## OBJECTIVE
Exactly as written, please set down all of the entries again, with no pictures.

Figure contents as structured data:
>> Begin

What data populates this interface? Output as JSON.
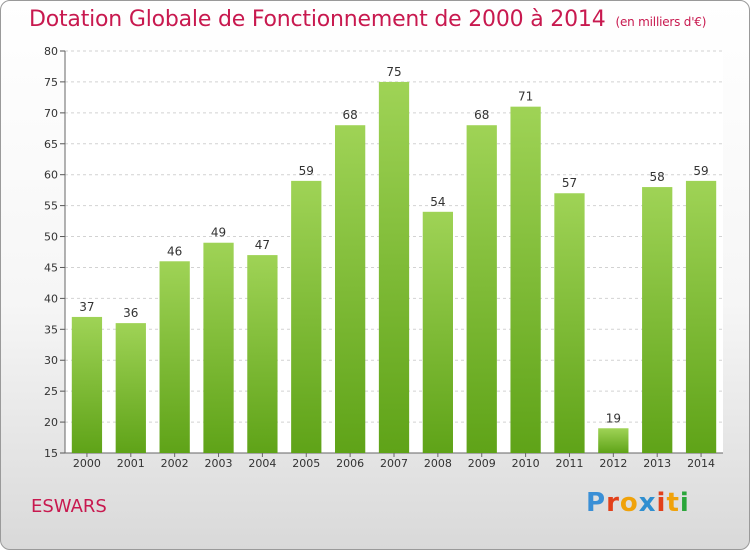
{
  "header": {
    "title": "Dotation Globale de Fonctionnement de 2000 à 2014",
    "subtitle": "(en milliers d'€)"
  },
  "commune": "ESWARS",
  "logo": {
    "text": "Proxiti",
    "colors": [
      "#3a8fd6",
      "#e2401a",
      "#f0a20a",
      "#2f8fd0",
      "#e2401a",
      "#f0a20a",
      "#2aa63a"
    ]
  },
  "chart_data": {
    "type": "bar",
    "categories": [
      "2000",
      "2001",
      "2002",
      "2003",
      "2004",
      "2005",
      "2006",
      "2007",
      "2008",
      "2009",
      "2010",
      "2011",
      "2012",
      "2013",
      "2014"
    ],
    "values": [
      37,
      36,
      46,
      49,
      47,
      59,
      68,
      75,
      54,
      68,
      71,
      57,
      19,
      58,
      59
    ],
    "ylim": [
      15,
      80
    ],
    "yticks": [
      15,
      20,
      25,
      30,
      35,
      40,
      45,
      50,
      55,
      60,
      65,
      70,
      75,
      80
    ],
    "grid": true,
    "bar_color_top": "#9fd356",
    "bar_color_bottom": "#5fa318"
  }
}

>> End

## RESULT OF THIS TASK
What data populates this interface? Output as JSON.
{
  "header": {
    "title": "Dotation Globale de Fonctionnement de 2000 à 2014",
    "subtitle": "(en milliers d'€)"
  },
  "commune": "ESWARS",
  "logo": {
    "text": "Proxiti",
    "colors": [
      "#3a8fd6",
      "#e2401a",
      "#f0a20a",
      "#2f8fd0",
      "#e2401a",
      "#f0a20a",
      "#2aa63a"
    ]
  },
  "chart_data": {
    "type": "bar",
    "categories": [
      "2000",
      "2001",
      "2002",
      "2003",
      "2004",
      "2005",
      "2006",
      "2007",
      "2008",
      "2009",
      "2010",
      "2011",
      "2012",
      "2013",
      "2014"
    ],
    "values": [
      37,
      36,
      46,
      49,
      47,
      59,
      68,
      75,
      54,
      68,
      71,
      57,
      19,
      58,
      59
    ],
    "ylim": [
      15,
      80
    ],
    "yticks": [
      15,
      20,
      25,
      30,
      35,
      40,
      45,
      50,
      55,
      60,
      65,
      70,
      75,
      80
    ],
    "grid": true,
    "bar_color_top": "#9fd356",
    "bar_color_bottom": "#5fa318"
  }
}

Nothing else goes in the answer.